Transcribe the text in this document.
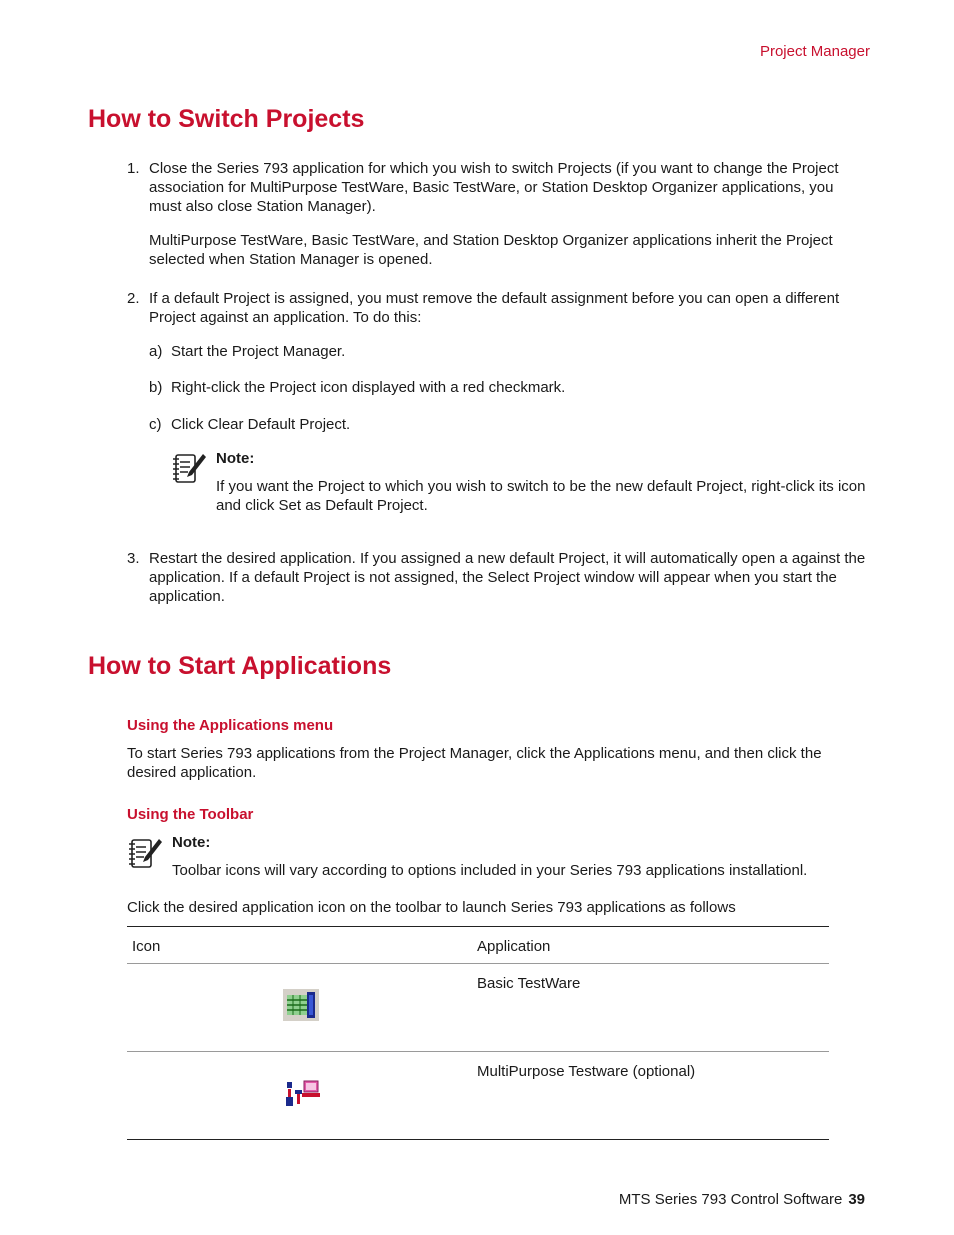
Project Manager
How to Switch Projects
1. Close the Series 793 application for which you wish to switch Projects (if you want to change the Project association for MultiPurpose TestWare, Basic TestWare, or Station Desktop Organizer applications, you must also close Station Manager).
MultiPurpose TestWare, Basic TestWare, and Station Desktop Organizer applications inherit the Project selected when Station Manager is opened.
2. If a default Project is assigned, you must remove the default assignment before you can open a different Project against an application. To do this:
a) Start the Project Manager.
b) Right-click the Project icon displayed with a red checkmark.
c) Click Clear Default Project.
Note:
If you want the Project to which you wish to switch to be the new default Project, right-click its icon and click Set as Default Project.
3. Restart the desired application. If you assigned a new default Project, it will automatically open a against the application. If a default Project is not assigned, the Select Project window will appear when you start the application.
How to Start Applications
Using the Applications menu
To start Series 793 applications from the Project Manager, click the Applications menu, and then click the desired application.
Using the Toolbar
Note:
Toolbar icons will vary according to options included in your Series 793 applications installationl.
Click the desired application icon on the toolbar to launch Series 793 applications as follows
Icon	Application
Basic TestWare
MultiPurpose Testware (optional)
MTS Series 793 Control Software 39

==

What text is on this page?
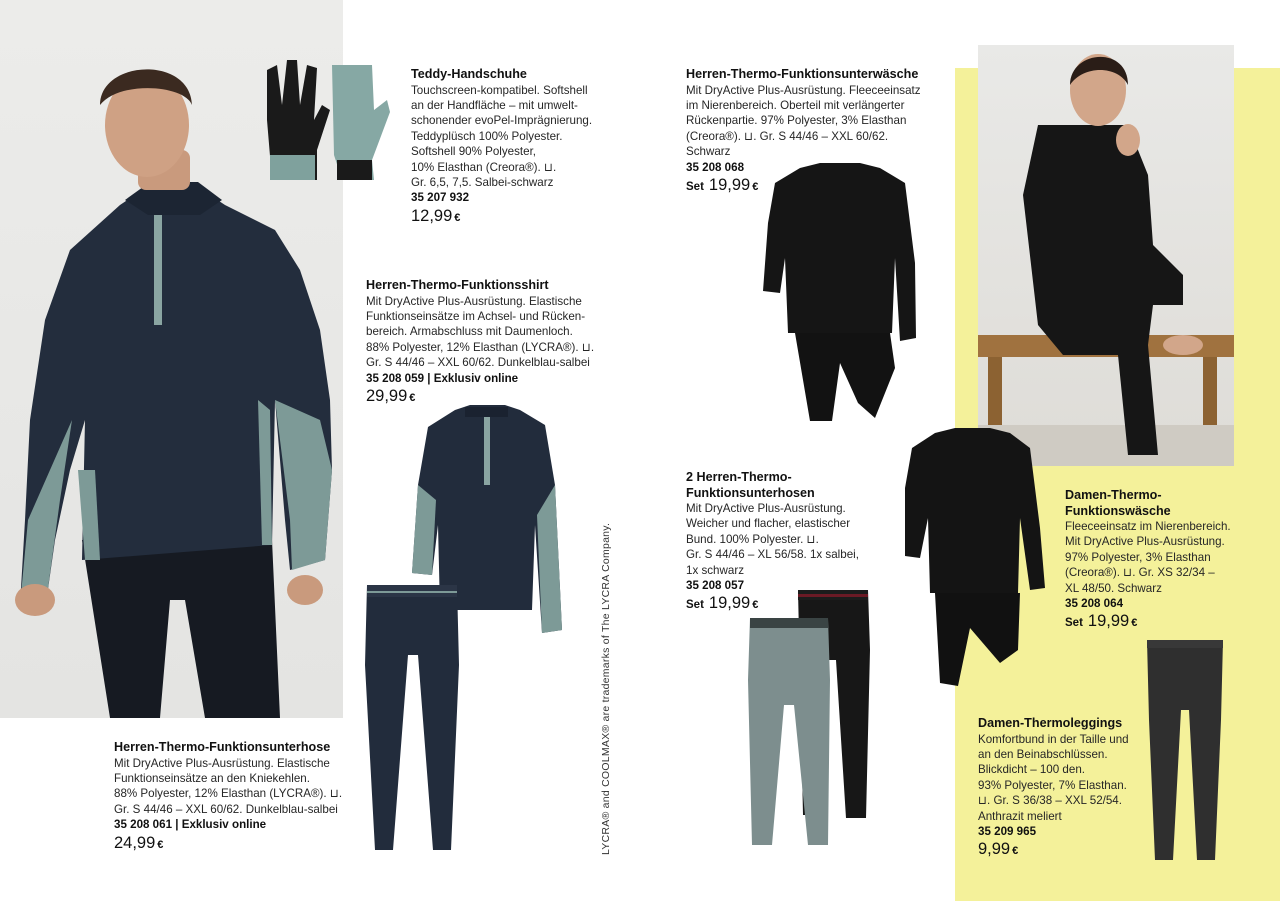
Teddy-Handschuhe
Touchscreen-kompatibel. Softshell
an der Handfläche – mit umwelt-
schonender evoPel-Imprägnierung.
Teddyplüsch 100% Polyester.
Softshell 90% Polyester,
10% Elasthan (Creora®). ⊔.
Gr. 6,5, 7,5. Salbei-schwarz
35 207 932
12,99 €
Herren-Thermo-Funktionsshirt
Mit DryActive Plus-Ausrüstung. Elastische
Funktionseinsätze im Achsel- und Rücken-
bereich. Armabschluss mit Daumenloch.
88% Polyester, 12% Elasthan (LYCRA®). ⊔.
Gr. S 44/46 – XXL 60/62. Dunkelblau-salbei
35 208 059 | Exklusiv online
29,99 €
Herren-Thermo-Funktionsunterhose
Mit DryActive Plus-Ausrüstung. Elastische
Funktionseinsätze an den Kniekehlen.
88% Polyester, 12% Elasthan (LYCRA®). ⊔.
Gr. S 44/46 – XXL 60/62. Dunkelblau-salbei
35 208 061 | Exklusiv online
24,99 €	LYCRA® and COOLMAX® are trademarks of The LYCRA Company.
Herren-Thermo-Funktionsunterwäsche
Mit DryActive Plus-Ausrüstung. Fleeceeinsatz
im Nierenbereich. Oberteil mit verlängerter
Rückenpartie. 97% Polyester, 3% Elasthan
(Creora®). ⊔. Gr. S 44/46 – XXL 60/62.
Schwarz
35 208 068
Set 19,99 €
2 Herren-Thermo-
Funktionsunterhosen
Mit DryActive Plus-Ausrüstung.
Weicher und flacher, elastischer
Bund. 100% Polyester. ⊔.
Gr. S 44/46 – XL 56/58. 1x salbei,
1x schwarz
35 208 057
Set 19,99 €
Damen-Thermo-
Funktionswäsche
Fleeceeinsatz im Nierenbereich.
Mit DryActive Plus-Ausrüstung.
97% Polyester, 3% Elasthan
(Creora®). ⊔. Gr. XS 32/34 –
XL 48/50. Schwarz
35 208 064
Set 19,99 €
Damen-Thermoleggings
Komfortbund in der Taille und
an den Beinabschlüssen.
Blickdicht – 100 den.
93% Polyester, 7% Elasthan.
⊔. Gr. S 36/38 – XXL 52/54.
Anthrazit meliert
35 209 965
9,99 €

GIVEN EXERCISE:
Determine the count of lines in the data above with the string "this" in them, and give that count alone.

WRITTEN ANSWER:
3